PROMPT:
In the listing below, pick out lines with "JEWELRY".

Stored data
────────────────────

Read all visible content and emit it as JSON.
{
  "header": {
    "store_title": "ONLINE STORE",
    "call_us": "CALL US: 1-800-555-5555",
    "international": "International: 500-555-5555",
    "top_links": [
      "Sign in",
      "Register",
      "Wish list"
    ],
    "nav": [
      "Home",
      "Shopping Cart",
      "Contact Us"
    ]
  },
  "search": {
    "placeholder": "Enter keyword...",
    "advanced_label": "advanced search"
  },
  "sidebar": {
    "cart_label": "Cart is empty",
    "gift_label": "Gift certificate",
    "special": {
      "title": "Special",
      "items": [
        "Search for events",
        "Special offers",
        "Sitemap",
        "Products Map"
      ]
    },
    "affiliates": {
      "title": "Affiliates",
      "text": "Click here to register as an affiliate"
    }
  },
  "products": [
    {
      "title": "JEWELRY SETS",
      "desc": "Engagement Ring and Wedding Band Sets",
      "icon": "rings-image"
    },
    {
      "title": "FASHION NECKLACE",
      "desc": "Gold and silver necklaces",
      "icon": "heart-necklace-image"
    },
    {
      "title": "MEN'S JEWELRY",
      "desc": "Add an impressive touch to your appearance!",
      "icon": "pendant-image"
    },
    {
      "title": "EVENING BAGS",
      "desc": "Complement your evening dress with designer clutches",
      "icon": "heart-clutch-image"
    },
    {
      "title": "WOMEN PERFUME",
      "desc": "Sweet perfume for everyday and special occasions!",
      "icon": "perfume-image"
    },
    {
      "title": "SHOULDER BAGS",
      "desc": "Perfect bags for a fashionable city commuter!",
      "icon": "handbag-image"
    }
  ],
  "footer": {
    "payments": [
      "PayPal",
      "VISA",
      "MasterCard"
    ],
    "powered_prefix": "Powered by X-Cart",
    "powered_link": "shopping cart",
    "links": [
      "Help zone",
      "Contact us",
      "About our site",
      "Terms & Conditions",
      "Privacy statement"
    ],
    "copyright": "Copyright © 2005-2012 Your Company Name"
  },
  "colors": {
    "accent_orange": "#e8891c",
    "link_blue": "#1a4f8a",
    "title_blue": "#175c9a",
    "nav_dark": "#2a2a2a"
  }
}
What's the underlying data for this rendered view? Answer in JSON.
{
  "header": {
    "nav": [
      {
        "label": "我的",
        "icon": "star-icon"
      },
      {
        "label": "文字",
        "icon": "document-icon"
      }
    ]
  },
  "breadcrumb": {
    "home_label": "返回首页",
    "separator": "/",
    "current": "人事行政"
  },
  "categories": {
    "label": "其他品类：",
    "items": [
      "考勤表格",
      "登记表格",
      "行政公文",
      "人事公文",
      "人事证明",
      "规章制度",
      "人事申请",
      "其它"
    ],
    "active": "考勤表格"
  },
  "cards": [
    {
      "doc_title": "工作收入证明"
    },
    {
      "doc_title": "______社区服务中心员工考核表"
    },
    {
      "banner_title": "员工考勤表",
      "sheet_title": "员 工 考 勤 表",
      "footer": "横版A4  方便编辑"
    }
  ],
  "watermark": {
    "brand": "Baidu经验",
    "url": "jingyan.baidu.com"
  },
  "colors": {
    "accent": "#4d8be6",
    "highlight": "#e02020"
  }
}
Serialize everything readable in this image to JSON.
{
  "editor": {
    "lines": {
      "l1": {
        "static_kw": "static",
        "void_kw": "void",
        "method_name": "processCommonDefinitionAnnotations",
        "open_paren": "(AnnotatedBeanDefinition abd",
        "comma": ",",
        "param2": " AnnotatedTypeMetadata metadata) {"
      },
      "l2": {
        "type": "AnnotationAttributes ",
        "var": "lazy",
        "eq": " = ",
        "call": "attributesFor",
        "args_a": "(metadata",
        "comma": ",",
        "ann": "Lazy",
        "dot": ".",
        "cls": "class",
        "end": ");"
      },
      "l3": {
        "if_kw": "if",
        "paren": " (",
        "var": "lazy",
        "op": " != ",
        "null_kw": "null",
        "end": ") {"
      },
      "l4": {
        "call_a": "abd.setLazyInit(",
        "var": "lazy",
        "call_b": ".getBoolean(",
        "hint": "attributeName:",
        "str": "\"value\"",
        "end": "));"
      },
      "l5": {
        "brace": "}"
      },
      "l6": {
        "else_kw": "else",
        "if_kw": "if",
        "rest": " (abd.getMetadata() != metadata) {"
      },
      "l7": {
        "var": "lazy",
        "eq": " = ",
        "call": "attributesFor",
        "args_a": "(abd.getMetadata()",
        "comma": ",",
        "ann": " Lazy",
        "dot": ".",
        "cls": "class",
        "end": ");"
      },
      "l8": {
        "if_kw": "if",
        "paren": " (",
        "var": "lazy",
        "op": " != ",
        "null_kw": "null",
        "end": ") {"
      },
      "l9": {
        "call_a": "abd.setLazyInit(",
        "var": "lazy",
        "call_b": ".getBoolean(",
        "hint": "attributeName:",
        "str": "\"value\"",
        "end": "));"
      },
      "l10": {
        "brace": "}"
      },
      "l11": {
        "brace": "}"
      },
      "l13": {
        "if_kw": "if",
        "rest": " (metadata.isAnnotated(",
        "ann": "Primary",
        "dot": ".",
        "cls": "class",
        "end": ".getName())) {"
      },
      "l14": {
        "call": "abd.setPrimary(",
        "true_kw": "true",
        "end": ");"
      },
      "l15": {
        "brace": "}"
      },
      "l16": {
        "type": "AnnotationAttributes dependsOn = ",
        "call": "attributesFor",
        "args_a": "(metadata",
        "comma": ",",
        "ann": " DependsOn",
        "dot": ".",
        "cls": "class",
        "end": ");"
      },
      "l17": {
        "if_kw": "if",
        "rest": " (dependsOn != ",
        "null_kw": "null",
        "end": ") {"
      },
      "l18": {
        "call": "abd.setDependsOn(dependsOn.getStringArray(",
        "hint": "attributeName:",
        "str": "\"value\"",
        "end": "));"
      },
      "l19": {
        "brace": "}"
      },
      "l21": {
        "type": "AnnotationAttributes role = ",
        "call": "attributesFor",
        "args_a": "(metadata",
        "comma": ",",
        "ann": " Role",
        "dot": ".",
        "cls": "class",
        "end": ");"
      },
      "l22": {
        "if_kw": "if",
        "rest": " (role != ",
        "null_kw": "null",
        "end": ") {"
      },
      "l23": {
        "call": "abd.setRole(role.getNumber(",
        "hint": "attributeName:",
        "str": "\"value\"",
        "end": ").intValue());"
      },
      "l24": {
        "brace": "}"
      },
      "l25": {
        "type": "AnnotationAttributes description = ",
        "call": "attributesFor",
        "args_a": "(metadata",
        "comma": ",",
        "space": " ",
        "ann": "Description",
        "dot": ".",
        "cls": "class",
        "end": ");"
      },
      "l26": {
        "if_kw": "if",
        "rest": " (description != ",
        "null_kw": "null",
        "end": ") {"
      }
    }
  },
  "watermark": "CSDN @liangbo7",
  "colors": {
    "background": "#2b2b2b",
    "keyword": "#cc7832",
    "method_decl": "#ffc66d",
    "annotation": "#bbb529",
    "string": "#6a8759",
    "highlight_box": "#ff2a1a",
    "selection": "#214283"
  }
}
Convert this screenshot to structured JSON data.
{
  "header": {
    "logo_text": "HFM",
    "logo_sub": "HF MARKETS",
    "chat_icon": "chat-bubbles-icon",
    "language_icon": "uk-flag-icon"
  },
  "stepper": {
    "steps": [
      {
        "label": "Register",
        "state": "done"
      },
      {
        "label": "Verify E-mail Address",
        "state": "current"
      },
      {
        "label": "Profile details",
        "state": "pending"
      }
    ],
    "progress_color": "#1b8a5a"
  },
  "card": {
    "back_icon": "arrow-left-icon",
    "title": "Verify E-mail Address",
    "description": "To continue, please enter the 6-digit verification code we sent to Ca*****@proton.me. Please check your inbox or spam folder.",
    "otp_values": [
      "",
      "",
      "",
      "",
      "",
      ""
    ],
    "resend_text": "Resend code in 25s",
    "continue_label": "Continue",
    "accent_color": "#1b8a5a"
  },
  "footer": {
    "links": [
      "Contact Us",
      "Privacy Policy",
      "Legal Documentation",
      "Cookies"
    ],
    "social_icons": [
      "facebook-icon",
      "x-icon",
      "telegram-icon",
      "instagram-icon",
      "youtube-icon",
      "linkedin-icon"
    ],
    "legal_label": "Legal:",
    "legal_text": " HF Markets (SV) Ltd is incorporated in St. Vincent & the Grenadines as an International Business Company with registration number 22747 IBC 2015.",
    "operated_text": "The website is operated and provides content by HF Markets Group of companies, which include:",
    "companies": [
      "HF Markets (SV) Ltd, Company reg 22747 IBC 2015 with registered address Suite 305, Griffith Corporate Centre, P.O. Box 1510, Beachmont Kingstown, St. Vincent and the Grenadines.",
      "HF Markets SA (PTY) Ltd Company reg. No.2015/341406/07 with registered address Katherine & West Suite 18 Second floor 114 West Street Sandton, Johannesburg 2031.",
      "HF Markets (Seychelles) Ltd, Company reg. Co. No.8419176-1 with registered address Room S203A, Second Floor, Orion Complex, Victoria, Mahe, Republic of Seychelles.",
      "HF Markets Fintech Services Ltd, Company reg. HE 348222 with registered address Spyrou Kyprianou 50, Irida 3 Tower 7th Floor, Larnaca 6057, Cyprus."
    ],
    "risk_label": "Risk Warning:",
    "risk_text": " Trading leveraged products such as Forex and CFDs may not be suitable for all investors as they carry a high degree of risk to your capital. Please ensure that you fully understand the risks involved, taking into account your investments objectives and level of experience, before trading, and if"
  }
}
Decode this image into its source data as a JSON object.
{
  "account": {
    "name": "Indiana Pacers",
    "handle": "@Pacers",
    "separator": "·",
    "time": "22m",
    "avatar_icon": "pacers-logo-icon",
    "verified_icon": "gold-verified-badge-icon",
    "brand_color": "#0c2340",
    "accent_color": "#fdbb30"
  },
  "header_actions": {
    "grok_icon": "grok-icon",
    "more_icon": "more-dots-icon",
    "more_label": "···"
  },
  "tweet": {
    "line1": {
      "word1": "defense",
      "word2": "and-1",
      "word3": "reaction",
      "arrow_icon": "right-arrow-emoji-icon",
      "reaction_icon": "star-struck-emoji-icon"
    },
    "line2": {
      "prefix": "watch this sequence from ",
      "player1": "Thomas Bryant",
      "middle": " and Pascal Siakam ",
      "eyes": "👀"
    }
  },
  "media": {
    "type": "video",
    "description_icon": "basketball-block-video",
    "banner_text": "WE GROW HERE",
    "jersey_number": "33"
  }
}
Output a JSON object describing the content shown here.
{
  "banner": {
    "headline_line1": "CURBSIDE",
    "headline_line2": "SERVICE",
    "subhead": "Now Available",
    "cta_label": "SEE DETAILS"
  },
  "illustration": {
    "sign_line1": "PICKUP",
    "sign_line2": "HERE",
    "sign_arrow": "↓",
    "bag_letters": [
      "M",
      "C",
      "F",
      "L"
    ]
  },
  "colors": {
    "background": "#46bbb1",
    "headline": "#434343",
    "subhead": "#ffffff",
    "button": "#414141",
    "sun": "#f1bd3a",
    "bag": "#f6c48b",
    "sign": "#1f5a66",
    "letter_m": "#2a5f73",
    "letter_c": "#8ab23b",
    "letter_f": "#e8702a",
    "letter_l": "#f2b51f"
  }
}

────────────────────

THE ANSWER:
      "title": "JEWELRY SETS",
      "title": "MEN'S JEWELRY",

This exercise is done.